How many lines hold the string "image"? Give only the number.

## Records from a collection of figures
──────────

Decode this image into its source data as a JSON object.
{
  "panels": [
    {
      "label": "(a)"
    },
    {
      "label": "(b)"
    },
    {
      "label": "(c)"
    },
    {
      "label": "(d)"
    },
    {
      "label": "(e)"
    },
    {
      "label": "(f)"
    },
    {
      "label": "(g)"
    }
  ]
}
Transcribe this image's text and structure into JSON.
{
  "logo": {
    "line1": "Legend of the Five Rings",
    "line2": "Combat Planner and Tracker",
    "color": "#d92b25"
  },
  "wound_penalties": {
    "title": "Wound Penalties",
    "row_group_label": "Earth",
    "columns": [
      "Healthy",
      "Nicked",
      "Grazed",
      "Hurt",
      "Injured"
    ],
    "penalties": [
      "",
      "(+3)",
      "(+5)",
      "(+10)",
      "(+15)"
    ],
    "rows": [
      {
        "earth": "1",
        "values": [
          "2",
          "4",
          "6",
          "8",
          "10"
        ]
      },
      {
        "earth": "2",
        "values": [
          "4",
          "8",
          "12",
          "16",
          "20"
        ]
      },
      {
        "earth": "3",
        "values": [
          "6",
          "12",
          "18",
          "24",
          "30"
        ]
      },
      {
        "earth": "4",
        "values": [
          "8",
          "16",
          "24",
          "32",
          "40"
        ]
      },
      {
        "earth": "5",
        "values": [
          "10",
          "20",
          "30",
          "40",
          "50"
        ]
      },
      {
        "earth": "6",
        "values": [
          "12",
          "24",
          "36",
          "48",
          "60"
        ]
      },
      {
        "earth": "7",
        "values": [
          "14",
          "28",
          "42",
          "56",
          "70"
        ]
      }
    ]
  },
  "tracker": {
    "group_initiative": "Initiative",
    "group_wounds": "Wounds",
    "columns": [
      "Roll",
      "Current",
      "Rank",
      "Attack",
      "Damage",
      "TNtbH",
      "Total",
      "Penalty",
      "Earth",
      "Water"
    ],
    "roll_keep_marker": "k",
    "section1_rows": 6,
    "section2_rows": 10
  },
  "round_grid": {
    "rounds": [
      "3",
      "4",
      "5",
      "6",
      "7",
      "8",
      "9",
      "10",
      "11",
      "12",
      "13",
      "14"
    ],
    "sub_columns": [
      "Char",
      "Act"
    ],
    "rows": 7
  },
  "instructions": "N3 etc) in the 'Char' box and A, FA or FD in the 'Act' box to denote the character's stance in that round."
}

──────────

## Task output
2